| Directive |
Provide nothing beyond the count of lines that include the string "来了你会把".
______
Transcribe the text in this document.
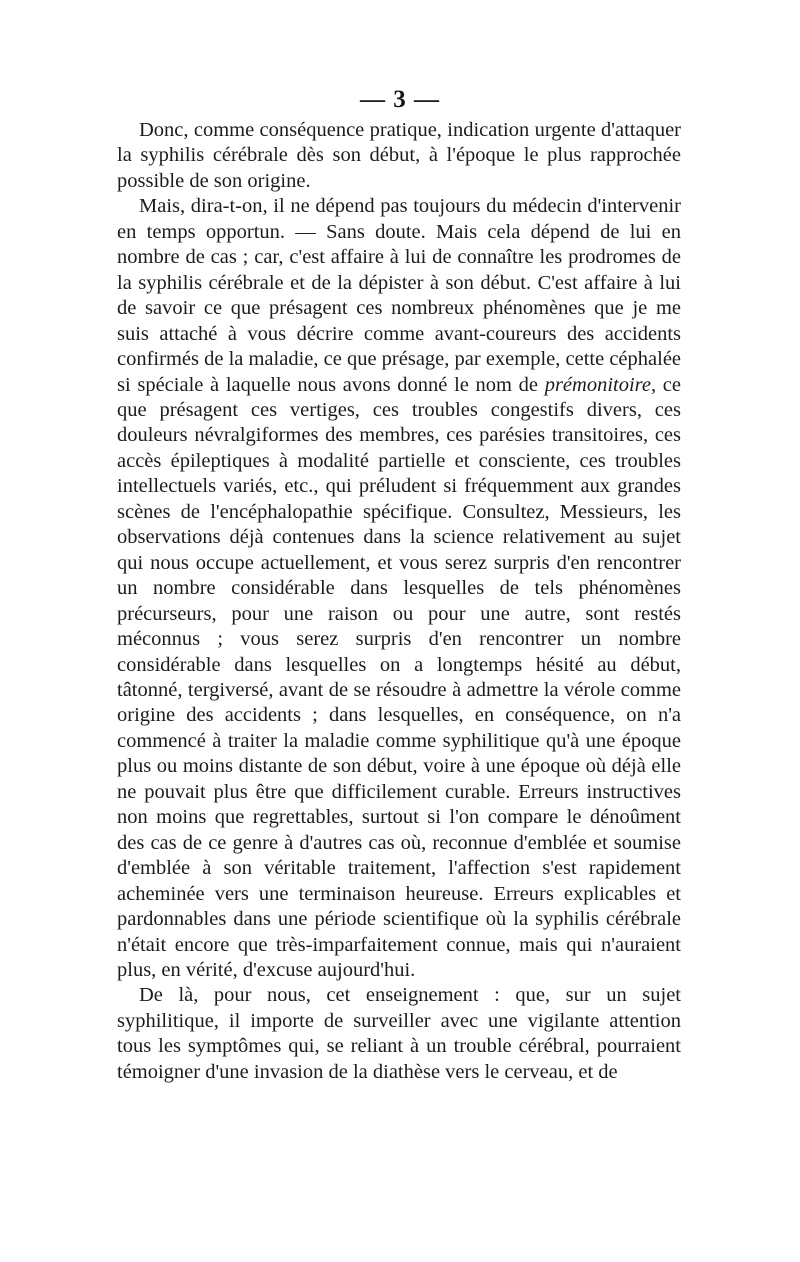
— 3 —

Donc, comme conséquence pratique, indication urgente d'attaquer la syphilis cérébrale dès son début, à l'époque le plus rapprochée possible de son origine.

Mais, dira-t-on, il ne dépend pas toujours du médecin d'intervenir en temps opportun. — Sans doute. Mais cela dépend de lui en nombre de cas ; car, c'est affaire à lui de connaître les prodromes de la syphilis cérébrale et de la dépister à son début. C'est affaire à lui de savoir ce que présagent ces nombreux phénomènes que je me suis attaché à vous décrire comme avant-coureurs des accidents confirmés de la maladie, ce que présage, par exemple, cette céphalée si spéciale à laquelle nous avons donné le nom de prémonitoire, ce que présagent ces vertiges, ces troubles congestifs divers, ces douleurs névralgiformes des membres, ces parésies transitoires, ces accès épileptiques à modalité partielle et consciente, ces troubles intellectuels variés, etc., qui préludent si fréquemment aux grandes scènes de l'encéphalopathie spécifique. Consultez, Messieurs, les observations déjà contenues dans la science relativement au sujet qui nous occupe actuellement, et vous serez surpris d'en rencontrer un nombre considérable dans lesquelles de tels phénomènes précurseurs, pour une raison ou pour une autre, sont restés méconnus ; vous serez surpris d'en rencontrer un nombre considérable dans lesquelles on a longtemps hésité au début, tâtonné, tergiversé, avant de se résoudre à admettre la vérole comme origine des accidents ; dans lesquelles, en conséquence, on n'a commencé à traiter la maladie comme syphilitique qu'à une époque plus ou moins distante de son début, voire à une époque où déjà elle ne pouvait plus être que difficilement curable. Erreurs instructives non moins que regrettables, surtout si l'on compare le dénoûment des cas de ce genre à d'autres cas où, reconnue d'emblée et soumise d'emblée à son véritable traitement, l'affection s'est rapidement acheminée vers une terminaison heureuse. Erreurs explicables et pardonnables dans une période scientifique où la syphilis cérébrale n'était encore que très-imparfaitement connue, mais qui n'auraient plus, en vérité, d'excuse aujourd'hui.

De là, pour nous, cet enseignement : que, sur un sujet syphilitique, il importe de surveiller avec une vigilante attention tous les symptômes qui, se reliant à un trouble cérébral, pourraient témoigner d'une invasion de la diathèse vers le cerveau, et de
______
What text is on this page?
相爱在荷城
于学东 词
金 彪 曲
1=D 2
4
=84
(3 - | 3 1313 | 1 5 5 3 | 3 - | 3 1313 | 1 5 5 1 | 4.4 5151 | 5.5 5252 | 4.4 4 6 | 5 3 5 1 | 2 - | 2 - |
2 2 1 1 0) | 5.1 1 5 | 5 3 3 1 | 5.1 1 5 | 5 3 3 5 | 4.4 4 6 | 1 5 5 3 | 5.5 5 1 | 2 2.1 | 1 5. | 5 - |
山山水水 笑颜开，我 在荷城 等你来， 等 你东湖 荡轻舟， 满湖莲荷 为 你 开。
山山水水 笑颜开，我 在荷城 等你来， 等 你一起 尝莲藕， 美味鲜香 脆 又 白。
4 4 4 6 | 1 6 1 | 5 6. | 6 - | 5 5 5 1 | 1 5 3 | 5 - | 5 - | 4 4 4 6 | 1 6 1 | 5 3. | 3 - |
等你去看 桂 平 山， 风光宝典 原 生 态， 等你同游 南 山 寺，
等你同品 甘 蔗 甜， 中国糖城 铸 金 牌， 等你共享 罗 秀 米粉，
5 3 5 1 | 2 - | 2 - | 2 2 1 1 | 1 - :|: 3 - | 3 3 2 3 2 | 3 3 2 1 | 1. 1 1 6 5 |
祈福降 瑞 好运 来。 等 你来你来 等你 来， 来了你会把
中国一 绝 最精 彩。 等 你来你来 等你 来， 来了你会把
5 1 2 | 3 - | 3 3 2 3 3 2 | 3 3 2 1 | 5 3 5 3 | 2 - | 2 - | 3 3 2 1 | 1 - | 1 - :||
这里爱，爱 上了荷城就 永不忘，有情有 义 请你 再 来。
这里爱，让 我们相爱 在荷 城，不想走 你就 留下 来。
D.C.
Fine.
______
| Response for this exercise |
2